[Data records]
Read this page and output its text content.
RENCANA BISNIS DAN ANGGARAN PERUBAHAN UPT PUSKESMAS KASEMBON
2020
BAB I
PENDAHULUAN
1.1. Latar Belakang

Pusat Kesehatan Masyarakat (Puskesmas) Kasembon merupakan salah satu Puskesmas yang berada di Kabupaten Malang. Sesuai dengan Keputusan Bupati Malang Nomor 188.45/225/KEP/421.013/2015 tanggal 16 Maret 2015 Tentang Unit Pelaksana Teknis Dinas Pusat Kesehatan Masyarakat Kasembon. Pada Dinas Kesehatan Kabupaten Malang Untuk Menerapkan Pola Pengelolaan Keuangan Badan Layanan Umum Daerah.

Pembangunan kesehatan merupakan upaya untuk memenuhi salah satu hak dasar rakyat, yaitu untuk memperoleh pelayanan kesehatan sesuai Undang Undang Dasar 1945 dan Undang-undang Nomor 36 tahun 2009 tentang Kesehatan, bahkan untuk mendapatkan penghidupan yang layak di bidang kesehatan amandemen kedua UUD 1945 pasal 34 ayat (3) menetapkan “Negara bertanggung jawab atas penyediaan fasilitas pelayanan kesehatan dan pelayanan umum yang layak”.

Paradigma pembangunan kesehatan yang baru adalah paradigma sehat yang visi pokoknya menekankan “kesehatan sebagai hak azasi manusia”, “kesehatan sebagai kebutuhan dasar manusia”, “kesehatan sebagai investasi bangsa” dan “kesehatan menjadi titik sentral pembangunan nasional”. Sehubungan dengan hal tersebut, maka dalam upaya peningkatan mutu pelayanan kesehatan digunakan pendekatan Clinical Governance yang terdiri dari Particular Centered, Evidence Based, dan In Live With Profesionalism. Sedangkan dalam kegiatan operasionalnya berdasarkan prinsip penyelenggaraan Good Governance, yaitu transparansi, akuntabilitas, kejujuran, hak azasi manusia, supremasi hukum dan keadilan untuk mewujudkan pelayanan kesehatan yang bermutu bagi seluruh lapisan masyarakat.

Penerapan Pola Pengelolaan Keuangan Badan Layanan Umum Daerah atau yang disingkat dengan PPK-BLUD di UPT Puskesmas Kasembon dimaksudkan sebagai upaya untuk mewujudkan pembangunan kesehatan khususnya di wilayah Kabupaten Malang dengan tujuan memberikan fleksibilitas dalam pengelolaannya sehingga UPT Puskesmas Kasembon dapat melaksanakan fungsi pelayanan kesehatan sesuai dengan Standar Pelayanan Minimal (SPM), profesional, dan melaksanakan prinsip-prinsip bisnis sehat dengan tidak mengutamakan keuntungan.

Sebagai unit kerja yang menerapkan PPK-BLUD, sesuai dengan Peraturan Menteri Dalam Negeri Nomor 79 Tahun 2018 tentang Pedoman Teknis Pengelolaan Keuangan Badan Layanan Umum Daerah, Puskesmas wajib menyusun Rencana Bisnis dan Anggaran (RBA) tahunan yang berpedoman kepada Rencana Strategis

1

• [TASK INSTRUCTIONS]
Print the entries exactly. Include every one.

• [WORKED ANSWER]
Read this page and output its text content.
RENCANA BISNIS DAN ANGGARAN PERUBAHAN UPT PUSKESMAS KASEMBON
2020
BAB I
PENDAHULUAN
1.1. Latar Belakang

Pusat Kesehatan Masyarakat (Puskesmas) Kasembon merupakan salah satu Puskesmas yang berada di Kabupaten Malang. Sesuai dengan Keputusan Bupati Malang Nomor 188.45/225/KEP/421.013/2015 tanggal 16 Maret 2015 Tentang Unit Pelaksana Teknis Dinas Pusat Kesehatan Masyarakat Kasembon. Pada Dinas Kesehatan Kabupaten Malang Untuk Menerapkan Pola Pengelolaan Keuangan Badan Layanan Umum Daerah.

Pembangunan kesehatan merupakan upaya untuk memenuhi salah satu hak dasar rakyat, yaitu untuk memperoleh pelayanan kesehatan sesuai Undang Undang Dasar 1945 dan Undang-undang Nomor 36 tahun 2009 tentang Kesehatan, bahkan untuk mendapatkan penghidupan yang layak di bidang kesehatan amandemen kedua UUD 1945 pasal 34 ayat (3) menetapkan “Negara bertanggung jawab atas penyediaan fasilitas pelayanan kesehatan dan pelayanan umum yang layak”.

Paradigma pembangunan kesehatan yang baru adalah paradigma sehat yang visi pokoknya menekankan “kesehatan sebagai hak azasi manusia”, “kesehatan sebagai kebutuhan dasar manusia”, “kesehatan sebagai investasi bangsa” dan “kesehatan menjadi titik sentral pembangunan nasional”. Sehubungan dengan hal tersebut, maka dalam upaya peningkatan mutu pelayanan kesehatan digunakan pendekatan Clinical Governance yang terdiri dari Particular Centered, Evidence Based, dan In Live With Profesionalism. Sedangkan dalam kegiatan operasionalnya berdasarkan prinsip penyelenggaraan Good Governance, yaitu transparansi, akuntabilitas, kejujuran, hak azasi manusia, supremasi hukum dan keadilan untuk mewujudkan pelayanan kesehatan yang bermutu bagi seluruh lapisan masyarakat.

Penerapan Pola Pengelolaan Keuangan Badan Layanan Umum Daerah atau yang disingkat dengan PPK-BLUD di UPT Puskesmas Kasembon dimaksudkan sebagai upaya untuk mewujudkan pembangunan kesehatan khususnya di wilayah Kabupaten Malang dengan tujuan memberikan fleksibilitas dalam pengelolaannya sehingga UPT Puskesmas Kasembon dapat melaksanakan fungsi pelayanan kesehatan sesuai dengan Standar Pelayanan Minimal (SPM), profesional, dan melaksanakan prinsip-prinsip bisnis sehat dengan tidak mengutamakan keuntungan.

Sebagai unit kerja yang menerapkan PPK-BLUD, sesuai dengan Peraturan Menteri Dalam Negeri Nomor 79 Tahun 2018 tentang Pedoman Teknis Pengelolaan Keuangan Badan Layanan Umum Daerah, Puskesmas wajib menyusun Rencana Bisnis dan Anggaran (RBA) tahunan yang berpedoman kepada Rencana Strategis

1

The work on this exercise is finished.